[Part of a data file]

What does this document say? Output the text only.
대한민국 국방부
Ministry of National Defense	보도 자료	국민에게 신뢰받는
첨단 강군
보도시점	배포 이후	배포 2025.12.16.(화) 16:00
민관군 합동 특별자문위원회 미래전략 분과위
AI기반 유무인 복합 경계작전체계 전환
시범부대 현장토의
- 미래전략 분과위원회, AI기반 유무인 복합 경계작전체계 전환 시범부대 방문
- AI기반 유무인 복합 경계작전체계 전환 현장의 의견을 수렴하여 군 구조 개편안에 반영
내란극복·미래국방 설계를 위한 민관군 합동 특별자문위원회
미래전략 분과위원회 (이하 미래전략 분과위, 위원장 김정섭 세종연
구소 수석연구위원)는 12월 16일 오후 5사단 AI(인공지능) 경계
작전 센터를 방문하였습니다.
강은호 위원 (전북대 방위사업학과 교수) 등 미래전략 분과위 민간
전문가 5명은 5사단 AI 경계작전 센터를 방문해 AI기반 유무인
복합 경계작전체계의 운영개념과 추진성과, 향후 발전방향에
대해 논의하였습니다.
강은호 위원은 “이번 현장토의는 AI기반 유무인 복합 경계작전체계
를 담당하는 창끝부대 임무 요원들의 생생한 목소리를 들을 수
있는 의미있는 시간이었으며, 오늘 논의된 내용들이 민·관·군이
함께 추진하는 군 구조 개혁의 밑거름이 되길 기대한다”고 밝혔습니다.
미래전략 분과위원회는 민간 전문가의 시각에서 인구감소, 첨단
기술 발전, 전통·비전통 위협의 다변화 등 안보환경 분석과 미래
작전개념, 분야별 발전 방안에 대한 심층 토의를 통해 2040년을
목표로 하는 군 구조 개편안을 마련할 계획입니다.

EXERCISE → State, as a number only, how many lines in the entries include "AI기반".

RESPONSE FOR THIS EXERCISE → 5